▸ WRITTEN EXERCISE:
Scan the data below and report how many lines include the word "legend". Nothing else is wanted.

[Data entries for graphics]
******
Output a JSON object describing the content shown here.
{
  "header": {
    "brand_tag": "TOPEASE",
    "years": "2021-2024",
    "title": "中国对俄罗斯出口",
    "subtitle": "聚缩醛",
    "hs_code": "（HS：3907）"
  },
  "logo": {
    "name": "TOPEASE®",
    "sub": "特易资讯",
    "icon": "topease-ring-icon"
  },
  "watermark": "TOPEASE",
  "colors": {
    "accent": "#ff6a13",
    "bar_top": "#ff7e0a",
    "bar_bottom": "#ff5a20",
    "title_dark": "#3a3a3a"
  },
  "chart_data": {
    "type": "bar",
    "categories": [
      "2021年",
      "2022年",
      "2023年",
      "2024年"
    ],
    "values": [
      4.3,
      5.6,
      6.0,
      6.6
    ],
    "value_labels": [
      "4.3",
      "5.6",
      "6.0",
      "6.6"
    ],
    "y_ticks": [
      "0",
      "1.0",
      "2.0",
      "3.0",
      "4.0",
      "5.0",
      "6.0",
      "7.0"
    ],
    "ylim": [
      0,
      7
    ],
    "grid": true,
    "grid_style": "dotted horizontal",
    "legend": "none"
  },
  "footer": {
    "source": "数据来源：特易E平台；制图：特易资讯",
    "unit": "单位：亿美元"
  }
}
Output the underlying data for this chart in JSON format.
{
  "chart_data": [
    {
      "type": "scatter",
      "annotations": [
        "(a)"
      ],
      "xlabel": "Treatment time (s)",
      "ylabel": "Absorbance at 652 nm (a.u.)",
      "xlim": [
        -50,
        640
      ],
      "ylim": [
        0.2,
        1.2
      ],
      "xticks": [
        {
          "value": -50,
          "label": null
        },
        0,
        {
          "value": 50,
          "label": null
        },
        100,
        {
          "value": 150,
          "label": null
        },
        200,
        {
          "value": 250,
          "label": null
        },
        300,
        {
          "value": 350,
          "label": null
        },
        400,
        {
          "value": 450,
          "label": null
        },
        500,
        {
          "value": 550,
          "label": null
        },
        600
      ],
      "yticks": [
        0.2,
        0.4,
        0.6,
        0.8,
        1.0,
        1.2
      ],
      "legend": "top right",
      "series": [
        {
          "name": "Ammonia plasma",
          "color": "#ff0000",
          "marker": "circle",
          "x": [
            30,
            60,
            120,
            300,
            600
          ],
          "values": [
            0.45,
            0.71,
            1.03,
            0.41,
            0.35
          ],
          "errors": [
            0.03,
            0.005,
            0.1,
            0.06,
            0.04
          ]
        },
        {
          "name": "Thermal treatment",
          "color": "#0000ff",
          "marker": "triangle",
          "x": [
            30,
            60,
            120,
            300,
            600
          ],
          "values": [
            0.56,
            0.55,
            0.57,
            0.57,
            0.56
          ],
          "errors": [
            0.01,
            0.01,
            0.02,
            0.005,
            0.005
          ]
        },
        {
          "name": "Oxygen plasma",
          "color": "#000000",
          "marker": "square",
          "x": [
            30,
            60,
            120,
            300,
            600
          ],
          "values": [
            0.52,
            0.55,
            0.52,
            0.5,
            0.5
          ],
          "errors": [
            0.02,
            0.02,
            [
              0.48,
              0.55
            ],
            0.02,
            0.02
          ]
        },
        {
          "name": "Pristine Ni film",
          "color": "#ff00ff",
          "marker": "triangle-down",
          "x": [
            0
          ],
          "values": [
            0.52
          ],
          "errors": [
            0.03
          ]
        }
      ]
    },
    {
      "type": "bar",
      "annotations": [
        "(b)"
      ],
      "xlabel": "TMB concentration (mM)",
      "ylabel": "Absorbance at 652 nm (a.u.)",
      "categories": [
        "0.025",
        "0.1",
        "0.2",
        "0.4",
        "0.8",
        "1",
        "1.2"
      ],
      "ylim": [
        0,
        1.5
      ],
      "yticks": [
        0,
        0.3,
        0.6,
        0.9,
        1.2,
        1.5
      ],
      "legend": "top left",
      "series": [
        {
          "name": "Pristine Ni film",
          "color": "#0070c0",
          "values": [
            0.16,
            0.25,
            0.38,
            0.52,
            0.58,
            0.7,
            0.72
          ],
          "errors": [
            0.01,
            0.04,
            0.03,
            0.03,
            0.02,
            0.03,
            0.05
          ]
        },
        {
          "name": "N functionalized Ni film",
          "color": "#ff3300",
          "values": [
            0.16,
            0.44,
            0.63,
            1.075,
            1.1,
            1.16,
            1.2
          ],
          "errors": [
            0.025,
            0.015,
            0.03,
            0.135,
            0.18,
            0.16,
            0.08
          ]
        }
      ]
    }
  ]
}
******
▸ EXERCISE SOLUTION:
3